◆ Exercise description:
Write out each line that follows exactly as it stands, without the pictures.

◆ Data provided:
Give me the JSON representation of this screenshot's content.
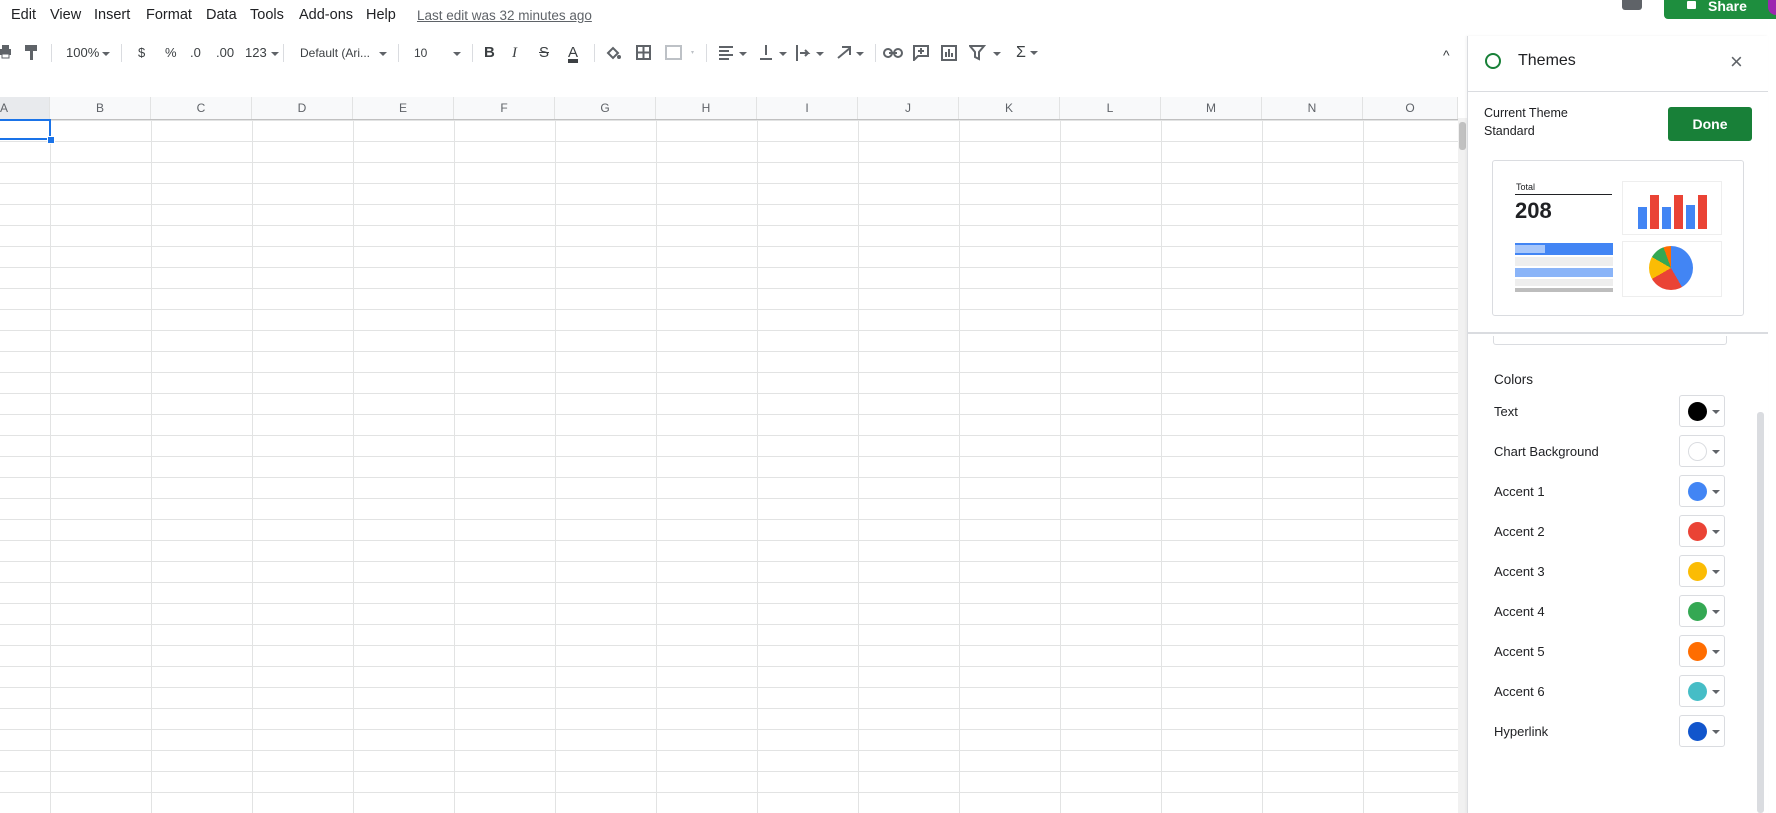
{
  "menu": {
    "items": [
      "Edit",
      "View",
      "Insert",
      "Format",
      "Data",
      "Tools",
      "Add-ons",
      "Help"
    ],
    "last_edit": "Last edit was 32 minutes ago"
  },
  "header": {
    "share_label": "Share"
  },
  "toolbar": {
    "zoom": "100%",
    "currency": "$",
    "percent": "%",
    "decrease_decimal": ".0",
    "increase_decimal": ".00",
    "more_formats": "123",
    "font": "Default (Ari...",
    "font_size": "10",
    "bold": "B",
    "italic": "I",
    "strike": "S",
    "text_color": "A",
    "sum": "Σ",
    "collapse": "^"
  },
  "sheet": {
    "columns": [
      "A",
      "B",
      "C",
      "D",
      "E",
      "F",
      "G",
      "H",
      "I",
      "J",
      "K",
      "L",
      "M",
      "N",
      "O"
    ]
  },
  "themes_panel": {
    "title": "Themes",
    "current_theme_label": "Current Theme",
    "current_theme_value": "Standard",
    "done_label": "Done",
    "preview": {
      "total_label": "Total",
      "total_value": "208"
    },
    "colors_title": "Colors",
    "colors": [
      {
        "label": "Text",
        "hex": "#000000"
      },
      {
        "label": "Chart Background",
        "hex": "#ffffff"
      },
      {
        "label": "Accent 1",
        "hex": "#4285f4"
      },
      {
        "label": "Accent 2",
        "hex": "#ea4335"
      },
      {
        "label": "Accent 3",
        "hex": "#fbbc04"
      },
      {
        "label": "Accent 4",
        "hex": "#34a853"
      },
      {
        "label": "Accent 5",
        "hex": "#ff6d01"
      },
      {
        "label": "Accent 6",
        "hex": "#46bdc6"
      },
      {
        "label": "Hyperlink",
        "hex": "#1155cc"
      }
    ]
  }
}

◆ Result:
Give me the JSON representation of this screenshot's content.
{
  "menu": {
    "items": [
      "Edit",
      "View",
      "Insert",
      "Format",
      "Data",
      "Tools",
      "Add-ons",
      "Help"
    ],
    "last_edit": "Last edit was 32 minutes ago"
  },
  "header": {
    "share_label": "Share"
  },
  "toolbar": {
    "zoom": "100%",
    "currency": "$",
    "percent": "%",
    "decrease_decimal": ".0",
    "increase_decimal": ".00",
    "more_formats": "123",
    "font": "Default (Ari...",
    "font_size": "10",
    "bold": "B",
    "italic": "I",
    "strike": "S",
    "text_color": "A",
    "sum": "Σ",
    "collapse": "^"
  },
  "sheet": {
    "columns": [
      "A",
      "B",
      "C",
      "D",
      "E",
      "F",
      "G",
      "H",
      "I",
      "J",
      "K",
      "L",
      "M",
      "N",
      "O"
    ]
  },
  "themes_panel": {
    "title": "Themes",
    "current_theme_label": "Current Theme",
    "current_theme_value": "Standard",
    "done_label": "Done",
    "preview": {
      "total_label": "Total",
      "total_value": "208"
    },
    "colors_title": "Colors",
    "colors": [
      {
        "label": "Text",
        "hex": "#000000"
      },
      {
        "label": "Chart Background",
        "hex": "#ffffff"
      },
      {
        "label": "Accent 1",
        "hex": "#4285f4"
      },
      {
        "label": "Accent 2",
        "hex": "#ea4335"
      },
      {
        "label": "Accent 3",
        "hex": "#fbbc04"
      },
      {
        "label": "Accent 4",
        "hex": "#34a853"
      },
      {
        "label": "Accent 5",
        "hex": "#ff6d01"
      },
      {
        "label": "Accent 6",
        "hex": "#46bdc6"
      },
      {
        "label": "Hyperlink",
        "hex": "#1155cc"
      }
    ]
  }
}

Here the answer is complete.